--- Begin GIVEN RECORDS ---

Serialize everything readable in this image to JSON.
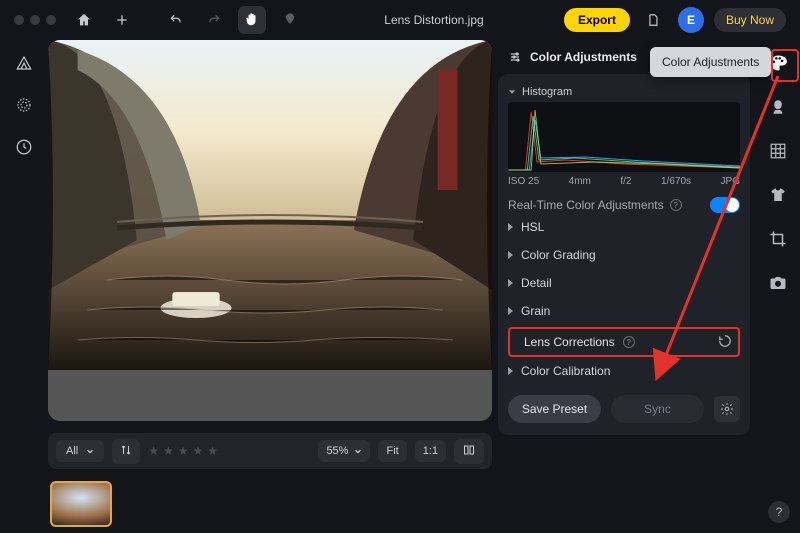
{
  "header": {
    "filename": "Lens Distortion.jpg",
    "export_label": "Export",
    "avatar_letter": "E",
    "buy_label": "Buy Now"
  },
  "tooltip": {
    "text": "Color Adjustments"
  },
  "panel": {
    "title": "Color Adjustments",
    "histogram_label": "Histogram",
    "hist_meta": {
      "iso": "ISO 25",
      "focal": "4mm",
      "aperture": "f/2",
      "shutter": "1/670s",
      "format": "JPG"
    },
    "realtime_label": "Real-Time Color Adjustments",
    "realtime_on": true,
    "sections": {
      "hsl": "HSL",
      "grading": "Color Grading",
      "detail": "Detail",
      "grain": "Grain",
      "lens": "Lens Corrections",
      "calibration": "Color Calibration"
    },
    "save_preset": "Save Preset",
    "sync": "Sync"
  },
  "bottom": {
    "filter_label": "All",
    "rating_scale": 5,
    "zoom": "55%",
    "fit": "Fit",
    "onetoone": "1:1"
  },
  "leftrail_tools": [
    "triangle-tool",
    "circle-ring-tool",
    "history-tool"
  ],
  "rightrail_tools": [
    "palette-icon",
    "portrait-icon",
    "grid-icon",
    "tshirt-icon",
    "crop-icon",
    "camera-icon"
  ]
}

--- End GIVEN RECORDS ---

# EXERCISE REQUIREMENTS
Omit pictures; set down the rest of the material word for word.

# COMPLETE OUTPUT
Serialize everything readable in this image to JSON.
{
  "header": {
    "filename": "Lens Distortion.jpg",
    "export_label": "Export",
    "avatar_letter": "E",
    "buy_label": "Buy Now"
  },
  "tooltip": {
    "text": "Color Adjustments"
  },
  "panel": {
    "title": "Color Adjustments",
    "histogram_label": "Histogram",
    "hist_meta": {
      "iso": "ISO 25",
      "focal": "4mm",
      "aperture": "f/2",
      "shutter": "1/670s",
      "format": "JPG"
    },
    "realtime_label": "Real-Time Color Adjustments",
    "realtime_on": true,
    "sections": {
      "hsl": "HSL",
      "grading": "Color Grading",
      "detail": "Detail",
      "grain": "Grain",
      "lens": "Lens Corrections",
      "calibration": "Color Calibration"
    },
    "save_preset": "Save Preset",
    "sync": "Sync"
  },
  "bottom": {
    "filter_label": "All",
    "rating_scale": 5,
    "zoom": "55%",
    "fit": "Fit",
    "onetoone": "1:1"
  },
  "leftrail_tools": [
    "triangle-tool",
    "circle-ring-tool",
    "history-tool"
  ],
  "rightrail_tools": [
    "palette-icon",
    "portrait-icon",
    "grid-icon",
    "tshirt-icon",
    "crop-icon",
    "camera-icon"
  ]
}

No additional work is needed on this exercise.